> [Task goal] Every entry needs to be printed exactly, please.

※ ※ ※

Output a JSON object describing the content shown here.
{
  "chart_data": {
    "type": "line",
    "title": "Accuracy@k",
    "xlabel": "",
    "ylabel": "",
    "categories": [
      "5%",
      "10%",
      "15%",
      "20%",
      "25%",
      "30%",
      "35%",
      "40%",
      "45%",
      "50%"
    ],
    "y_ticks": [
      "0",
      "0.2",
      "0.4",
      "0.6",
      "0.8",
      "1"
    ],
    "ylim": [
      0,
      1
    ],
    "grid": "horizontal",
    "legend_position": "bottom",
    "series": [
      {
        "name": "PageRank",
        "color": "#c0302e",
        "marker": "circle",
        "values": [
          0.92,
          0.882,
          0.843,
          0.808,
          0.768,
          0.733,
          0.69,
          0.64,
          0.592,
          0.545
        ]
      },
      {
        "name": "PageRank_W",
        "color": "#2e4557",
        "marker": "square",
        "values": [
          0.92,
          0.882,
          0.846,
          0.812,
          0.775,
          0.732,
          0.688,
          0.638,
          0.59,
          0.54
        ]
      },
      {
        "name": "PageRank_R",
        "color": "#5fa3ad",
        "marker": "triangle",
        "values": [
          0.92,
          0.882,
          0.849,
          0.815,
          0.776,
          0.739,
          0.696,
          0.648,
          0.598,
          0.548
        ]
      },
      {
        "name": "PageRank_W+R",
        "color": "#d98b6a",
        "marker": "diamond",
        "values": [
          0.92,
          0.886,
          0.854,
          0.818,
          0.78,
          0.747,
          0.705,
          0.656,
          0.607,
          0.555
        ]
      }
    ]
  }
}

※ ※ ※

> [Solution to this task]
Output a JSON object describing the content shown here.
{
  "chart_data": {
    "type": "line",
    "title": "Accuracy@k",
    "xlabel": "",
    "ylabel": "",
    "categories": [
      "5%",
      "10%",
      "15%",
      "20%",
      "25%",
      "30%",
      "35%",
      "40%",
      "45%",
      "50%"
    ],
    "y_ticks": [
      "0",
      "0.2",
      "0.4",
      "0.6",
      "0.8",
      "1"
    ],
    "ylim": [
      0,
      1
    ],
    "grid": "horizontal",
    "legend_position": "bottom",
    "series": [
      {
        "name": "PageRank",
        "color": "#c0302e",
        "marker": "circle",
        "values": [
          0.92,
          0.882,
          0.843,
          0.808,
          0.768,
          0.733,
          0.69,
          0.64,
          0.592,
          0.545
        ]
      },
      {
        "name": "PageRank_W",
        "color": "#2e4557",
        "marker": "square",
        "values": [
          0.92,
          0.882,
          0.846,
          0.812,
          0.775,
          0.732,
          0.688,
          0.638,
          0.59,
          0.54
        ]
      },
      {
        "name": "PageRank_R",
        "color": "#5fa3ad",
        "marker": "triangle",
        "values": [
          0.92,
          0.882,
          0.849,
          0.815,
          0.776,
          0.739,
          0.696,
          0.648,
          0.598,
          0.548
        ]
      },
      {
        "name": "PageRank_W+R",
        "color": "#d98b6a",
        "marker": "diamond",
        "values": [
          0.92,
          0.886,
          0.854,
          0.818,
          0.78,
          0.747,
          0.705,
          0.656,
          0.607,
          0.555
        ]
      }
    ]
  }
}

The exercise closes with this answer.